>> Start

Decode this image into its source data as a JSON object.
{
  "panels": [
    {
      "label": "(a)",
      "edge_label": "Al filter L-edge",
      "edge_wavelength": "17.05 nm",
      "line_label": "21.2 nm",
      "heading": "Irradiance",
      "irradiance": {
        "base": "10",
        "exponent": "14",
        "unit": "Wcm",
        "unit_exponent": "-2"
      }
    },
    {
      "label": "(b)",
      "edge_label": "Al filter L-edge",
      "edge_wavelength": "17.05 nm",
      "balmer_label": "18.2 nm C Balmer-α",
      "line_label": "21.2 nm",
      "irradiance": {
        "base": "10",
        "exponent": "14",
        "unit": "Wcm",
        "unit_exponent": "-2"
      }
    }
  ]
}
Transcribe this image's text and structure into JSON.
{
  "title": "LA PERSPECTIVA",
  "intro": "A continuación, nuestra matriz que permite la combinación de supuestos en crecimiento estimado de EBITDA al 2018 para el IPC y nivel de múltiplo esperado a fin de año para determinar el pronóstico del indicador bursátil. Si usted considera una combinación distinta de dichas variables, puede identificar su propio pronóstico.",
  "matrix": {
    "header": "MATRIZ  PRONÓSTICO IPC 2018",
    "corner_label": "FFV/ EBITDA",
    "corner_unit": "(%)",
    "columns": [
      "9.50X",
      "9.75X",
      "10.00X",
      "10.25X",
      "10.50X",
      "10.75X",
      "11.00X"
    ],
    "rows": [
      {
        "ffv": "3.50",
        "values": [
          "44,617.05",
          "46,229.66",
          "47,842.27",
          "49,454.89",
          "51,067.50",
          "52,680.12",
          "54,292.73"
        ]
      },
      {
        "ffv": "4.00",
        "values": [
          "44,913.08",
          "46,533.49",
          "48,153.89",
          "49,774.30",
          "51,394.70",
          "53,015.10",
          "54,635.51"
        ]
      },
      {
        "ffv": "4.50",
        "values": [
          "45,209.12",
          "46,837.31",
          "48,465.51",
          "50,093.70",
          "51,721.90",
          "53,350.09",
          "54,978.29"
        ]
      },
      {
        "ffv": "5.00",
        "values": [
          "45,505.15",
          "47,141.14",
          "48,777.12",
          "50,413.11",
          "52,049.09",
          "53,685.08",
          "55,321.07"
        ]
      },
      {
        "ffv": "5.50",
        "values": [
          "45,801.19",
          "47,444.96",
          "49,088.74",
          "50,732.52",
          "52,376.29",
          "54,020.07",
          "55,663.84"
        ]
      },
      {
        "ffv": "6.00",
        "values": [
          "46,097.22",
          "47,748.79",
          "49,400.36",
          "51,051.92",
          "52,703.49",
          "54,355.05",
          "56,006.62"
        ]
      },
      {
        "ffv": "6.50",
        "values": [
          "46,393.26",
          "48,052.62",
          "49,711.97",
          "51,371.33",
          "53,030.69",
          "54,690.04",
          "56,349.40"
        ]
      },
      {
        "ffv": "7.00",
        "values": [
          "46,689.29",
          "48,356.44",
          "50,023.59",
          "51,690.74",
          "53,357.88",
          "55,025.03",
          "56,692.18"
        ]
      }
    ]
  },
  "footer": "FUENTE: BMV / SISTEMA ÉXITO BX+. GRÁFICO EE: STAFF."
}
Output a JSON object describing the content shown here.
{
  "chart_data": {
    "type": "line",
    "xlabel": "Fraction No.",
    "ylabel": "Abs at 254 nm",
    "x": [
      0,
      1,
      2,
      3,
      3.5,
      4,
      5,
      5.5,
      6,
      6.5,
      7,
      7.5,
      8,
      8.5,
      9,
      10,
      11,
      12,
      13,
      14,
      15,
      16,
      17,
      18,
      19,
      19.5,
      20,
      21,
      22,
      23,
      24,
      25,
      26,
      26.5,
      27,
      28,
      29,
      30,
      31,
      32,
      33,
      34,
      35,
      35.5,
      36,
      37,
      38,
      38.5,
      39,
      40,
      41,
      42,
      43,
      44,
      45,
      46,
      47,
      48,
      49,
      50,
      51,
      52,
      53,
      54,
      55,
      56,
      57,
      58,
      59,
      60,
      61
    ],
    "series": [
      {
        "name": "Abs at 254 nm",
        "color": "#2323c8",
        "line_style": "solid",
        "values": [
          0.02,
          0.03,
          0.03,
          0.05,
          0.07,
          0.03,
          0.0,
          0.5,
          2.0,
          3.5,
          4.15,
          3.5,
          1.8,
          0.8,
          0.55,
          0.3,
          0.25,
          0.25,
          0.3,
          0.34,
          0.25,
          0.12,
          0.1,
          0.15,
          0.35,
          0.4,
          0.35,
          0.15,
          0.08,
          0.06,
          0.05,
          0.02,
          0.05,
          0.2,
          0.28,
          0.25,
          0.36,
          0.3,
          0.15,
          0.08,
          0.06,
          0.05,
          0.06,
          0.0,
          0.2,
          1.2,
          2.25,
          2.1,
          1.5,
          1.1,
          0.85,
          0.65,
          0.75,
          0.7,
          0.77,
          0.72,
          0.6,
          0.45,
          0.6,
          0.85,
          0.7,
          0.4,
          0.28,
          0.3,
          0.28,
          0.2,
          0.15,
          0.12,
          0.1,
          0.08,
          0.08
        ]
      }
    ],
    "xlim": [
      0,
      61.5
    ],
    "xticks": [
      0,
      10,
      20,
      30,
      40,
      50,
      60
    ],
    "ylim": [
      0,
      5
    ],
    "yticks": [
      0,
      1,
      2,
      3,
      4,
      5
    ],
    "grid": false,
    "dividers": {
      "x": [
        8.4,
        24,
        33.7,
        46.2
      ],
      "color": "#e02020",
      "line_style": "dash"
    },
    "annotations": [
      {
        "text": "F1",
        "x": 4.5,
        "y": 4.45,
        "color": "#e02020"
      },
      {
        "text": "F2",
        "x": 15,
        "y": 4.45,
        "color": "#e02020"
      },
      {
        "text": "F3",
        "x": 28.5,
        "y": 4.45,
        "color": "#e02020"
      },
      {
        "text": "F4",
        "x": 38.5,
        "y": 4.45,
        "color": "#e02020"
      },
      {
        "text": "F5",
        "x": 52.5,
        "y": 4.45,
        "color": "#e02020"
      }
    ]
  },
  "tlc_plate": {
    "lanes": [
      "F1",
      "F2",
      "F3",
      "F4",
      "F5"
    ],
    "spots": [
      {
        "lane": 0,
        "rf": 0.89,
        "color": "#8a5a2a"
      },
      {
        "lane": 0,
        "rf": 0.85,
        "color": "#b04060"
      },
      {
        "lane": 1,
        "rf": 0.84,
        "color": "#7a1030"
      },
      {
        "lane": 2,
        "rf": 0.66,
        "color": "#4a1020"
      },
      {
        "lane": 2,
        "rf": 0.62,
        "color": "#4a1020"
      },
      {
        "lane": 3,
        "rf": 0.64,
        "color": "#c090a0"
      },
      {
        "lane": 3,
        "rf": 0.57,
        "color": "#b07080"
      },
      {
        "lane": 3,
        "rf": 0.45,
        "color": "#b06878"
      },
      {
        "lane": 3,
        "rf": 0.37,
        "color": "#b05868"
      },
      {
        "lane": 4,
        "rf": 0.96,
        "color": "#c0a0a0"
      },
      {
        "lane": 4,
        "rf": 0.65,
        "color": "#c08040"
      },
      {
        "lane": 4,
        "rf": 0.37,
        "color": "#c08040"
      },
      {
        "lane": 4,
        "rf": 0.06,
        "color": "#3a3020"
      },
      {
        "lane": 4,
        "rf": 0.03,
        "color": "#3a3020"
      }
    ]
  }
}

>> End

All of the entries above should be written out again exactly.

**Output for this task:**
Decode this image into its source data as a JSON object.
{
  "panels": [
    {
      "label": "(a)",
      "edge_label": "Al filter L-edge",
      "edge_wavelength": "17.05 nm",
      "line_label": "21.2 nm",
      "heading": "Irradiance",
      "irradiance": {
        "base": "10",
        "exponent": "14",
        "unit": "Wcm",
        "unit_exponent": "-2"
      }
    },
    {
      "label": "(b)",
      "edge_label": "Al filter L-edge",
      "edge_wavelength": "17.05 nm",
      "balmer_label": "18.2 nm C Balmer-α",
      "line_label": "21.2 nm",
      "irradiance": {
        "base": "10",
        "exponent": "14",
        "unit": "Wcm",
        "unit_exponent": "-2"
      }
    }
  ]
}
Transcribe this image's text and structure into JSON.
{
  "title": "LA PERSPECTIVA",
  "intro": "A continuación, nuestra matriz que permite la combinación de supuestos en crecimiento estimado de EBITDA al 2018 para el IPC y nivel de múltiplo esperado a fin de año para determinar el pronóstico del indicador bursátil. Si usted considera una combinación distinta de dichas variables, puede identificar su propio pronóstico.",
  "matrix": {
    "header": "MATRIZ  PRONÓSTICO IPC 2018",
    "corner_label": "FFV/ EBITDA",
    "corner_unit": "(%)",
    "columns": [
      "9.50X",
      "9.75X",
      "10.00X",
      "10.25X",
      "10.50X",
      "10.75X",
      "11.00X"
    ],
    "rows": [
      {
        "ffv": "3.50",
        "values": [
          "44,617.05",
          "46,229.66",
          "47,842.27",
          "49,454.89",
          "51,067.50",
          "52,680.12",
          "54,292.73"
        ]
      },
      {
        "ffv": "4.00",
        "values": [
          "44,913.08",
          "46,533.49",
          "48,153.89",
          "49,774.30",
          "51,394.70",
          "53,015.10",
          "54,635.51"
        ]
      },
      {
        "ffv": "4.50",
        "values": [
          "45,209.12",
          "46,837.31",
          "48,465.51",
          "50,093.70",
          "51,721.90",
          "53,350.09",
          "54,978.29"
        ]
      },
      {
        "ffv": "5.00",
        "values": [
          "45,505.15",
          "47,141.14",
          "48,777.12",
          "50,413.11",
          "52,049.09",
          "53,685.08",
          "55,321.07"
        ]
      },
      {
        "ffv": "5.50",
        "values": [
          "45,801.19",
          "47,444.96",
          "49,088.74",
          "50,732.52",
          "52,376.29",
          "54,020.07",
          "55,663.84"
        ]
      },
      {
        "ffv": "6.00",
        "values": [
          "46,097.22",
          "47,748.79",
          "49,400.36",
          "51,051.92",
          "52,703.49",
          "54,355.05",
          "56,006.62"
        ]
      },
      {
        "ffv": "6.50",
        "values": [
          "46,393.26",
          "48,052.62",
          "49,711.97",
          "51,371.33",
          "53,030.69",
          "54,690.04",
          "56,349.40"
        ]
      },
      {
        "ffv": "7.00",
        "values": [
          "46,689.29",
          "48,356.44",
          "50,023.59",
          "51,690.74",
          "53,357.88",
          "55,025.03",
          "56,692.18"
        ]
      }
    ]
  },
  "footer": "FUENTE: BMV / SISTEMA ÉXITO BX+. GRÁFICO EE: STAFF."
}
Output a JSON object describing the content shown here.
{
  "chart_data": {
    "type": "line",
    "xlabel": "Fraction No.",
    "ylabel": "Abs at 254 nm",
    "x": [
      0,
      1,
      2,
      3,
      3.5,
      4,
      5,
      5.5,
      6,
      6.5,
      7,
      7.5,
      8,
      8.5,
      9,
      10,
      11,
      12,
      13,
      14,
      15,
      16,
      17,
      18,
      19,
      19.5,
      20,
      21,
      22,
      23,
      24,
      25,
      26,
      26.5,
      27,
      28,
      29,
      30,
      31,
      32,
      33,
      34,
      35,
      35.5,
      36,
      37,
      38,
      38.5,
      39,
      40,
      41,
      42,
      43,
      44,
      45,
      46,
      47,
      48,
      49,
      50,
      51,
      52,
      53,
      54,
      55,
      56,
      57,
      58,
      59,
      60,
      61
    ],
    "series": [
      {
        "name": "Abs at 254 nm",
        "color": "#2323c8",
        "line_style": "solid",
        "values": [
          0.02,
          0.03,
          0.03,
          0.05,
          0.07,
          0.03,
          0.0,
          0.5,
          2.0,
          3.5,
          4.15,
          3.5,
          1.8,
          0.8,
          0.55,
          0.3,
          0.25,
          0.25,
          0.3,
          0.34,
          0.25,
          0.12,
          0.1,
          0.15,
          0.35,
          0.4,
          0.35,
          0.15,
          0.08,
          0.06,
          0.05,
          0.02,
          0.05,
          0.2,
          0.28,
          0.25,
          0.36,
          0.3,
          0.15,
          0.08,
          0.06,
          0.05,
          0.06,
          0.0,
          0.2,
          1.2,
          2.25,
          2.1,
          1.5,
          1.1,
          0.85,
          0.65,
          0.75,
          0.7,
          0.77,
          0.72,
          0.6,
          0.45,
          0.6,
          0.85,
          0.7,
          0.4,
          0.28,
          0.3,
          0.28,
          0.2,
          0.15,
          0.12,
          0.1,
          0.08,
          0.08
        ]
      }
    ],
    "xlim": [
      0,
      61.5
    ],
    "xticks": [
      0,
      10,
      20,
      30,
      40,
      50,
      60
    ],
    "ylim": [
      0,
      5
    ],
    "yticks": [
      0,
      1,
      2,
      3,
      4,
      5
    ],
    "grid": false,
    "dividers": {
      "x": [
        8.4,
        24,
        33.7,
        46.2
      ],
      "color": "#e02020",
      "line_style": "dash"
    },
    "annotations": [
      {
        "text": "F1",
        "x": 4.5,
        "y": 4.45,
        "color": "#e02020"
      },
      {
        "text": "F2",
        "x": 15,
        "y": 4.45,
        "color": "#e02020"
      },
      {
        "text": "F3",
        "x": 28.5,
        "y": 4.45,
        "color": "#e02020"
      },
      {
        "text": "F4",
        "x": 38.5,
        "y": 4.45,
        "color": "#e02020"
      },
      {
        "text": "F5",
        "x": 52.5,
        "y": 4.45,
        "color": "#e02020"
      }
    ]
  },
  "tlc_plate": {
    "lanes": [
      "F1",
      "F2",
      "F3",
      "F4",
      "F5"
    ],
    "spots": [
      {
        "lane": 0,
        "rf": 0.89,
        "color": "#8a5a2a"
      },
      {
        "lane": 0,
        "rf": 0.85,
        "color": "#b04060"
      },
      {
        "lane": 1,
        "rf": 0.84,
        "color": "#7a1030"
      },
      {
        "lane": 2,
        "rf": 0.66,
        "color": "#4a1020"
      },
      {
        "lane": 2,
        "rf": 0.62,
        "color": "#4a1020"
      },
      {
        "lane": 3,
        "rf": 0.64,
        "color": "#c090a0"
      },
      {
        "lane": 3,
        "rf": 0.57,
        "color": "#b07080"
      },
      {
        "lane": 3,
        "rf": 0.45,
        "color": "#b06878"
      },
      {
        "lane": 3,
        "rf": 0.37,
        "color": "#b05868"
      },
      {
        "lane": 4,
        "rf": 0.96,
        "color": "#c0a0a0"
      },
      {
        "lane": 4,
        "rf": 0.65,
        "color": "#c08040"
      },
      {
        "lane": 4,
        "rf": 0.37,
        "color": "#c08040"
      },
      {
        "lane": 4,
        "rf": 0.06,
        "color": "#3a3020"
      },
      {
        "lane": 4,
        "rf": 0.03,
        "color": "#3a3020"
      }
    ]
  }
}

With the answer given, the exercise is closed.